Task requirements - Write out, precisely and in full, each line of the material.

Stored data
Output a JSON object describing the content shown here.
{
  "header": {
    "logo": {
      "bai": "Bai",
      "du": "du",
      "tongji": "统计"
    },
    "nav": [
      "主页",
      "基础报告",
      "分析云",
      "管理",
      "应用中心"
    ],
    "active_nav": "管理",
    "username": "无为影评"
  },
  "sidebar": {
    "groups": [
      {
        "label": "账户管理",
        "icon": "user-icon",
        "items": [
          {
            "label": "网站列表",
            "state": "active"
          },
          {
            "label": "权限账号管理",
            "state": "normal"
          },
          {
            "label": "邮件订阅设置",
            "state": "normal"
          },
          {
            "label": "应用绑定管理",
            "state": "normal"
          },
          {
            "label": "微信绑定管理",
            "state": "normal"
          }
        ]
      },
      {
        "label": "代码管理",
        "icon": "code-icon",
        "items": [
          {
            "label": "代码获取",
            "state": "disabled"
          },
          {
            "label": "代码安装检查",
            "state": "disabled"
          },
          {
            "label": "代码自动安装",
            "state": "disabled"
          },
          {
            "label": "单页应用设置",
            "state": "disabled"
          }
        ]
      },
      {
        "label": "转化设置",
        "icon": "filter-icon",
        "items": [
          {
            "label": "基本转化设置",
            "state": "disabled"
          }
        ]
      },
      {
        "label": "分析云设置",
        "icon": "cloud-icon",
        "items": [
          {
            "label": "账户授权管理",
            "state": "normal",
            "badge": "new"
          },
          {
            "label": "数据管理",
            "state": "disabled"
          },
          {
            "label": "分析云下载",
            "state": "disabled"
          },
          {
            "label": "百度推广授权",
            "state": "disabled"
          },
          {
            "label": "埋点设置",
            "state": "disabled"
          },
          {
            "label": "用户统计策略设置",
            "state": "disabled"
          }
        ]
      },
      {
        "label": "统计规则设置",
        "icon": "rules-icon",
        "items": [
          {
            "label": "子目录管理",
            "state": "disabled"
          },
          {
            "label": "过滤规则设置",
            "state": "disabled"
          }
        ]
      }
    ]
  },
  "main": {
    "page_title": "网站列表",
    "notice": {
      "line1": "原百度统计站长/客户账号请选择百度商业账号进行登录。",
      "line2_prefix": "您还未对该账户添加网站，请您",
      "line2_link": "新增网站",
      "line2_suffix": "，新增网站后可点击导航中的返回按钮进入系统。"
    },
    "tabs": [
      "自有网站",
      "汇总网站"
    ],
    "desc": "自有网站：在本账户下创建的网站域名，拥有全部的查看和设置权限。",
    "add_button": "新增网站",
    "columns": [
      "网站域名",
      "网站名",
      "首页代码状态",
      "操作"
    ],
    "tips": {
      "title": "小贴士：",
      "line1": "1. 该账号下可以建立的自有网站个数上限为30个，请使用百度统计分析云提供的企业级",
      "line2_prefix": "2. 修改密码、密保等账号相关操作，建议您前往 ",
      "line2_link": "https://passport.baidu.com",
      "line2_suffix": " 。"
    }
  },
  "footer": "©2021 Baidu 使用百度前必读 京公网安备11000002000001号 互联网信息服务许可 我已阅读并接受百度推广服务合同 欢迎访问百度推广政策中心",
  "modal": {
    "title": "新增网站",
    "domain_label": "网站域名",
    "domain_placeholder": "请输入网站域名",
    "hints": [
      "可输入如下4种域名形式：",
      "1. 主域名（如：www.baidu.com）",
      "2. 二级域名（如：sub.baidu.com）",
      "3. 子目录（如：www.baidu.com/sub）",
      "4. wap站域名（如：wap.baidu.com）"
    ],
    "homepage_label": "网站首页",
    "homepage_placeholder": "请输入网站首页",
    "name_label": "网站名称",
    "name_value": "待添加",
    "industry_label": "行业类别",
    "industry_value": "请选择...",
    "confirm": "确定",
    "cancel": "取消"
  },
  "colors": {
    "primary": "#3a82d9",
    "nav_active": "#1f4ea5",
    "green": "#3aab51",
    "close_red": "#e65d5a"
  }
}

Solution below -
Output a JSON object describing the content shown here.
{
  "header": {
    "logo": {
      "bai": "Bai",
      "du": "du",
      "tongji": "统计"
    },
    "nav": [
      "主页",
      "基础报告",
      "分析云",
      "管理",
      "应用中心"
    ],
    "active_nav": "管理",
    "username": "无为影评"
  },
  "sidebar": {
    "groups": [
      {
        "label": "账户管理",
        "icon": "user-icon",
        "items": [
          {
            "label": "网站列表",
            "state": "active"
          },
          {
            "label": "权限账号管理",
            "state": "normal"
          },
          {
            "label": "邮件订阅设置",
            "state": "normal"
          },
          {
            "label": "应用绑定管理",
            "state": "normal"
          },
          {
            "label": "微信绑定管理",
            "state": "normal"
          }
        ]
      },
      {
        "label": "代码管理",
        "icon": "code-icon",
        "items": [
          {
            "label": "代码获取",
            "state": "disabled"
          },
          {
            "label": "代码安装检查",
            "state": "disabled"
          },
          {
            "label": "代码自动安装",
            "state": "disabled"
          },
          {
            "label": "单页应用设置",
            "state": "disabled"
          }
        ]
      },
      {
        "label": "转化设置",
        "icon": "filter-icon",
        "items": [
          {
            "label": "基本转化设置",
            "state": "disabled"
          }
        ]
      },
      {
        "label": "分析云设置",
        "icon": "cloud-icon",
        "items": [
          {
            "label": "账户授权管理",
            "state": "normal",
            "badge": "new"
          },
          {
            "label": "数据管理",
            "state": "disabled"
          },
          {
            "label": "分析云下载",
            "state": "disabled"
          },
          {
            "label": "百度推广授权",
            "state": "disabled"
          },
          {
            "label": "埋点设置",
            "state": "disabled"
          },
          {
            "label": "用户统计策略设置",
            "state": "disabled"
          }
        ]
      },
      {
        "label": "统计规则设置",
        "icon": "rules-icon",
        "items": [
          {
            "label": "子目录管理",
            "state": "disabled"
          },
          {
            "label": "过滤规则设置",
            "state": "disabled"
          }
        ]
      }
    ]
  },
  "main": {
    "page_title": "网站列表",
    "notice": {
      "line1": "原百度统计站长/客户账号请选择百度商业账号进行登录。",
      "line2_prefix": "您还未对该账户添加网站，请您",
      "line2_link": "新增网站",
      "line2_suffix": "，新增网站后可点击导航中的返回按钮进入系统。"
    },
    "tabs": [
      "自有网站",
      "汇总网站"
    ],
    "desc": "自有网站：在本账户下创建的网站域名，拥有全部的查看和设置权限。",
    "add_button": "新增网站",
    "columns": [
      "网站域名",
      "网站名",
      "首页代码状态",
      "操作"
    ],
    "tips": {
      "title": "小贴士：",
      "line1": "1. 该账号下可以建立的自有网站个数上限为30个，请使用百度统计分析云提供的企业级",
      "line2_prefix": "2. 修改密码、密保等账号相关操作，建议您前往 ",
      "line2_link": "https://passport.baidu.com",
      "line2_suffix": " 。"
    }
  },
  "footer": "©2021 Baidu 使用百度前必读 京公网安备11000002000001号 互联网信息服务许可 我已阅读并接受百度推广服务合同 欢迎访问百度推广政策中心",
  "modal": {
    "title": "新增网站",
    "domain_label": "网站域名",
    "domain_placeholder": "请输入网站域名",
    "hints": [
      "可输入如下4种域名形式：",
      "1. 主域名（如：www.baidu.com）",
      "2. 二级域名（如：sub.baidu.com）",
      "3. 子目录（如：www.baidu.com/sub）",
      "4. wap站域名（如：wap.baidu.com）"
    ],
    "homepage_label": "网站首页",
    "homepage_placeholder": "请输入网站首页",
    "name_label": "网站名称",
    "name_value": "待添加",
    "industry_label": "行业类别",
    "industry_value": "请选择...",
    "confirm": "确定",
    "cancel": "取消"
  },
  "colors": {
    "primary": "#3a82d9",
    "nav_active": "#1f4ea5",
    "green": "#3aab51",
    "close_red": "#e65d5a"
  }
}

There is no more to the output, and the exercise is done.